Show every line of the material below that contains the string "text", copying each line in full.
— begin —
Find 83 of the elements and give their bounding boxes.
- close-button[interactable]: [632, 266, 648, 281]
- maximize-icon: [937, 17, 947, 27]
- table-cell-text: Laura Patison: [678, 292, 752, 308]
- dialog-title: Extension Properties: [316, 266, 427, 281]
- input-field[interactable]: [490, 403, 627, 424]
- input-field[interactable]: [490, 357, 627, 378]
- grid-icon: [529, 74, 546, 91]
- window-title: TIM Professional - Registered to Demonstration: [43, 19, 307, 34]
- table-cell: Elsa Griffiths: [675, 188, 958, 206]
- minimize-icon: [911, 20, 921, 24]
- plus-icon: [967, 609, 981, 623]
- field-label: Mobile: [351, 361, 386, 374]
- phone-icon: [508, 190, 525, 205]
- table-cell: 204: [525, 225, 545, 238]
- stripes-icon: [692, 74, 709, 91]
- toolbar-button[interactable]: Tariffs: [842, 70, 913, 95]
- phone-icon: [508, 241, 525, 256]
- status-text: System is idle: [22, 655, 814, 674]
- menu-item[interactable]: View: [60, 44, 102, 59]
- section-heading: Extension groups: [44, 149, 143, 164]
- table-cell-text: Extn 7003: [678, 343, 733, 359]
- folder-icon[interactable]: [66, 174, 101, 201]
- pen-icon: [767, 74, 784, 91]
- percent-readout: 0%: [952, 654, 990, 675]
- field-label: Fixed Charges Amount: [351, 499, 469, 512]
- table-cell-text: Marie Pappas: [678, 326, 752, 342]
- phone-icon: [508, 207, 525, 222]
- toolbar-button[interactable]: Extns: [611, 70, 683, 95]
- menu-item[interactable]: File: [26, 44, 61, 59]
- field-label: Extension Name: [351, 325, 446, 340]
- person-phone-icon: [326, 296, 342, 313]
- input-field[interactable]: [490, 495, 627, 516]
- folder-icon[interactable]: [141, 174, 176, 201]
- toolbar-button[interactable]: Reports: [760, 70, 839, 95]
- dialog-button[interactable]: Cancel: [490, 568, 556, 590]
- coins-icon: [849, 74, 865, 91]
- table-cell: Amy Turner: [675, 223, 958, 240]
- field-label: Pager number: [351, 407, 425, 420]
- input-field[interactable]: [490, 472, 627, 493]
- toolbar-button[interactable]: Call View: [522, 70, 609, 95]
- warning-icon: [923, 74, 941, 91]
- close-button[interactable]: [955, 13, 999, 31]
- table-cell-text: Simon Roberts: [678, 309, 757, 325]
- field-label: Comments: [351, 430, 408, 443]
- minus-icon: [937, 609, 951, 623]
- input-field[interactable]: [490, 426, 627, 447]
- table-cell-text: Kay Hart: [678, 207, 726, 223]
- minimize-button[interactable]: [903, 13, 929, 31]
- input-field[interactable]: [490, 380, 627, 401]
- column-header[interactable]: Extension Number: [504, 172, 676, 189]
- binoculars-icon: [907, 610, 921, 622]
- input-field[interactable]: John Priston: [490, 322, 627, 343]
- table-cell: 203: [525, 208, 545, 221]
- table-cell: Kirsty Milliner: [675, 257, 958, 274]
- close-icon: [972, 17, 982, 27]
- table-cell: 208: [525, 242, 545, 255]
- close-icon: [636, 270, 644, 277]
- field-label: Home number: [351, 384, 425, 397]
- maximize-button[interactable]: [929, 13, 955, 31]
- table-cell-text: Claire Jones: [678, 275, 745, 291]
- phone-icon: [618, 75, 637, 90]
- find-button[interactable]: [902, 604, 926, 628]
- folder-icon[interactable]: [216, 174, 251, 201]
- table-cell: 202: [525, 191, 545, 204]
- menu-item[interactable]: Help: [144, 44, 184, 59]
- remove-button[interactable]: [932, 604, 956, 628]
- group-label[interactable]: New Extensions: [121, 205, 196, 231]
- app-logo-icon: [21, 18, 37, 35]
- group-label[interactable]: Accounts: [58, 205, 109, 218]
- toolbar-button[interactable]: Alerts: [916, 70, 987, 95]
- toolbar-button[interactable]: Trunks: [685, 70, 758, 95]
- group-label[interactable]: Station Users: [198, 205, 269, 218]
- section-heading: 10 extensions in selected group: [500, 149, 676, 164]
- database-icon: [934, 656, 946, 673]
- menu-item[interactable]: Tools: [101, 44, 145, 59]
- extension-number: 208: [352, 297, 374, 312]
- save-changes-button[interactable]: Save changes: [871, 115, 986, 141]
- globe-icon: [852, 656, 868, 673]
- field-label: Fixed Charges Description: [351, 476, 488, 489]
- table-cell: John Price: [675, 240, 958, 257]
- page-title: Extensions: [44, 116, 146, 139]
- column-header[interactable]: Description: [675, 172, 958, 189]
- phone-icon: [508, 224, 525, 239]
— end —
*Problem solution:*
- table-cell-text: Laura Patison: [678, 292, 752, 308]
- status-text: System is idle: [22, 655, 814, 674]
- table-cell-text: Extn 7003: [678, 343, 733, 359]
- table-cell-text: Marie Pappas: [678, 326, 752, 342]
- table-cell-text: Simon Roberts: [678, 309, 757, 325]
- table-cell-text: Kay Hart: [678, 207, 726, 223]
- table-cell-text: Claire Jones: [678, 275, 745, 291]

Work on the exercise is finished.